• [The records]:
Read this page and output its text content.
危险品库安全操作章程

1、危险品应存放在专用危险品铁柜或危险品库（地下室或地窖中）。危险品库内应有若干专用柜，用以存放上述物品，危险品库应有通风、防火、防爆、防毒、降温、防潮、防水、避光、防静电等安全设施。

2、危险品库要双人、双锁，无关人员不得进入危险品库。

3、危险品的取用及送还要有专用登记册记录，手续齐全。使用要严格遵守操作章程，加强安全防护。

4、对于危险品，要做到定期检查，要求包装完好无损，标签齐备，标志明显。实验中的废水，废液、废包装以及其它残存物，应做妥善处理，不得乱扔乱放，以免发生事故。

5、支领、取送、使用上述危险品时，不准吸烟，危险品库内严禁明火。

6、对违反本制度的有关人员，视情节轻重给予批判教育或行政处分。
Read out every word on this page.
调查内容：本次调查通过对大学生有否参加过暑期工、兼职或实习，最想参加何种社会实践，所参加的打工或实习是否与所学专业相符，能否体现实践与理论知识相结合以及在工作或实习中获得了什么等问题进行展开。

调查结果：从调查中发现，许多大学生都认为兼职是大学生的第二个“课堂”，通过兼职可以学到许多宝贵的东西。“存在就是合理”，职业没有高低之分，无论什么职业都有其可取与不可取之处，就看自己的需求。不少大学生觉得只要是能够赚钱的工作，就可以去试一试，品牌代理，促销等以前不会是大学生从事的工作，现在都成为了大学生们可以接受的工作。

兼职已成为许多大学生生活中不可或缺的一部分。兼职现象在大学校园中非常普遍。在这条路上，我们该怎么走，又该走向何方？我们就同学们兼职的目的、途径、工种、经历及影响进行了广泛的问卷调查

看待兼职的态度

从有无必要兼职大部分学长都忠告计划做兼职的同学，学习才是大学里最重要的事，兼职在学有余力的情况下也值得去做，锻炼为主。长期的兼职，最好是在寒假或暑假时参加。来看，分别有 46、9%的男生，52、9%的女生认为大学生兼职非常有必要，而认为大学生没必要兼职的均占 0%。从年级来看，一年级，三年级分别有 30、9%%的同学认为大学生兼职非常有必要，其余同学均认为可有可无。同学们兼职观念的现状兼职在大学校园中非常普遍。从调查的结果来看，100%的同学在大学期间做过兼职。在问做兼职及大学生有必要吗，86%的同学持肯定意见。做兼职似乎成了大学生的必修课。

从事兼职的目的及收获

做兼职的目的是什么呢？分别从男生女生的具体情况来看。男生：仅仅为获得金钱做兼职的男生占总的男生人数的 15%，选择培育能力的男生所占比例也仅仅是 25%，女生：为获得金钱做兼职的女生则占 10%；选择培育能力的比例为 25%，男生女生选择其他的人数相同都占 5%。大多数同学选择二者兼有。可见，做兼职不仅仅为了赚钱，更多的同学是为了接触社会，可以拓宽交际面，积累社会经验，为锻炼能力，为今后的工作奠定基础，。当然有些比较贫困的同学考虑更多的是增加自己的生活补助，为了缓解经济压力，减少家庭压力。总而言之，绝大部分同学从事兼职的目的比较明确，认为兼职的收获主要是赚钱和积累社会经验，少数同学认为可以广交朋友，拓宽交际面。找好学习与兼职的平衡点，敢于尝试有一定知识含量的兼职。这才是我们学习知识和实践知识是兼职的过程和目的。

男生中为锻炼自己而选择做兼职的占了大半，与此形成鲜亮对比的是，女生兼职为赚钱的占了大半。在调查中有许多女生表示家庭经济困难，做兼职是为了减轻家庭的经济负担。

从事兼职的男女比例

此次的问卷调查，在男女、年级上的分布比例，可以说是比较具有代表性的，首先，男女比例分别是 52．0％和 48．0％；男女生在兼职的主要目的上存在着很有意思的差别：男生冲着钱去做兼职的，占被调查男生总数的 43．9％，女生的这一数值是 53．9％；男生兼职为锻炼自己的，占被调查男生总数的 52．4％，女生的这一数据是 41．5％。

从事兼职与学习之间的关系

• [Exercise instructions]: Give back the data above exactly as it appears.

• [Solution to this exercise]:
Read this page and output its text content.
危险品库安全操作章程

1、危险品应存放在专用危险品铁柜或危险品库（地下室或地窖中）。危险品库内应有若干专用柜，用以存放上述物品，危险品库应有通风、防火、防爆、防毒、降温、防潮、防水、避光、防静电等安全设施。

2、危险品库要双人、双锁，无关人员不得进入危险品库。

3、危险品的取用及送还要有专用登记册记录，手续齐全。使用要严格遵守操作章程，加强安全防护。

4、对于危险品，要做到定期检查，要求包装完好无损，标签齐备，标志明显。实验中的废水，废液、废包装以及其它残存物，应做妥善处理，不得乱扔乱放，以免发生事故。

5、支领、取送、使用上述危险品时，不准吸烟，危险品库内严禁明火。

6、对违反本制度的有关人员，视情节轻重给予批判教育或行政处分。
Read out every word on this page.
调查内容：本次调查通过对大学生有否参加过暑期工、兼职或实习，最想参加何种社会实践，所参加的打工或实习是否与所学专业相符，能否体现实践与理论知识相结合以及在工作或实习中获得了什么等问题进行展开。

调查结果：从调查中发现，许多大学生都认为兼职是大学生的第二个“课堂”，通过兼职可以学到许多宝贵的东西。“存在就是合理”，职业没有高低之分，无论什么职业都有其可取与不可取之处，就看自己的需求。不少大学生觉得只要是能够赚钱的工作，就可以去试一试，品牌代理，促销等以前不会是大学生从事的工作，现在都成为了大学生们可以接受的工作。

兼职已成为许多大学生生活中不可或缺的一部分。兼职现象在大学校园中非常普遍。在这条路上，我们该怎么走，又该走向何方？我们就同学们兼职的目的、途径、工种、经历及影响进行了广泛的问卷调查

看待兼职的态度

从有无必要兼职大部分学长都忠告计划做兼职的同学，学习才是大学里最重要的事，兼职在学有余力的情况下也值得去做，锻炼为主。长期的兼职，最好是在寒假或暑假时参加。来看，分别有 46、9%的男生，52、9%的女生认为大学生兼职非常有必要，而认为大学生没必要兼职的均占 0%。从年级来看，一年级，三年级分别有 30、9%%的同学认为大学生兼职非常有必要，其余同学均认为可有可无。同学们兼职观念的现状兼职在大学校园中非常普遍。从调查的结果来看，100%的同学在大学期间做过兼职。在问做兼职及大学生有必要吗，86%的同学持肯定意见。做兼职似乎成了大学生的必修课。

从事兼职的目的及收获

做兼职的目的是什么呢？分别从男生女生的具体情况来看。男生：仅仅为获得金钱做兼职的男生占总的男生人数的 15%，选择培育能力的男生所占比例也仅仅是 25%，女生：为获得金钱做兼职的女生则占 10%；选择培育能力的比例为 25%，男生女生选择其他的人数相同都占 5%。大多数同学选择二者兼有。可见，做兼职不仅仅为了赚钱，更多的同学是为了接触社会，可以拓宽交际面，积累社会经验，为锻炼能力，为今后的工作奠定基础，。当然有些比较贫困的同学考虑更多的是增加自己的生活补助，为了缓解经济压力，减少家庭压力。总而言之，绝大部分同学从事兼职的目的比较明确，认为兼职的收获主要是赚钱和积累社会经验，少数同学认为可以广交朋友，拓宽交际面。找好学习与兼职的平衡点，敢于尝试有一定知识含量的兼职。这才是我们学习知识和实践知识是兼职的过程和目的。

男生中为锻炼自己而选择做兼职的占了大半，与此形成鲜亮对比的是，女生兼职为赚钱的占了大半。在调查中有许多女生表示家庭经济困难，做兼职是为了减轻家庭的经济负担。

从事兼职的男女比例

此次的问卷调查，在男女、年级上的分布比例，可以说是比较具有代表性的，首先，男女比例分别是 52．0％和 48．0％；男女生在兼职的主要目的上存在着很有意思的差别：男生冲着钱去做兼职的，占被调查男生总数的 43．9％，女生的这一数值是 53．9％；男生兼职为锻炼自己的，占被调查男生总数的 52．4％，女生的这一数据是 41．5％。

从事兼职与学习之间的关系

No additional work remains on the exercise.